The exercise
Return each line that holds the word "或绝对量".

Data for this exercise

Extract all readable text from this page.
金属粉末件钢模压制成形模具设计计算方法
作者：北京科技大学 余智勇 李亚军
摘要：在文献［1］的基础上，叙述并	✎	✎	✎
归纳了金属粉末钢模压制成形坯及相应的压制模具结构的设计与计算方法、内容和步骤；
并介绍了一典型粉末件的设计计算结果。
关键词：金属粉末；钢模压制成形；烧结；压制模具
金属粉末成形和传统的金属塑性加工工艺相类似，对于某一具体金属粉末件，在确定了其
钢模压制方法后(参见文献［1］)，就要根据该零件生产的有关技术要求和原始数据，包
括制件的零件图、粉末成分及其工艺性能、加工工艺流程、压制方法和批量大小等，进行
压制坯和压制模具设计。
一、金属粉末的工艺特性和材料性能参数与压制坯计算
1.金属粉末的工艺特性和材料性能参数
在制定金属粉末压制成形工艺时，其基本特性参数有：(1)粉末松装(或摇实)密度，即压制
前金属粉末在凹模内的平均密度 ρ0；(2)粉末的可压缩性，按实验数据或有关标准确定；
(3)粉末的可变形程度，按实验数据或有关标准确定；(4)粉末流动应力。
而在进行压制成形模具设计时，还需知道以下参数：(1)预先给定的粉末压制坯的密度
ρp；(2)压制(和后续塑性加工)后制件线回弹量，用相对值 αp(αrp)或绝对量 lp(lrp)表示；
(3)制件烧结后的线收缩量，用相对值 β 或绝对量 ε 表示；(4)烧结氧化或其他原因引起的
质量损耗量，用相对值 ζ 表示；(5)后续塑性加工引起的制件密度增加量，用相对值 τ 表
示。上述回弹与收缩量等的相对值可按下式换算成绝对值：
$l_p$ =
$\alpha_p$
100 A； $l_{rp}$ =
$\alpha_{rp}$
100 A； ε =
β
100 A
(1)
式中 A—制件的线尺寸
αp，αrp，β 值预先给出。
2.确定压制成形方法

Result for this task
ρp；(2)压制(和后续塑性加工)后制件线回弹量，用相对值 αp(αrp)或绝对量 lp(lrp)表示；
(3)制件烧结后的线收缩量，用相对值 β 或绝对量 ε 表示；(4)烧结氧化或其他原因引起的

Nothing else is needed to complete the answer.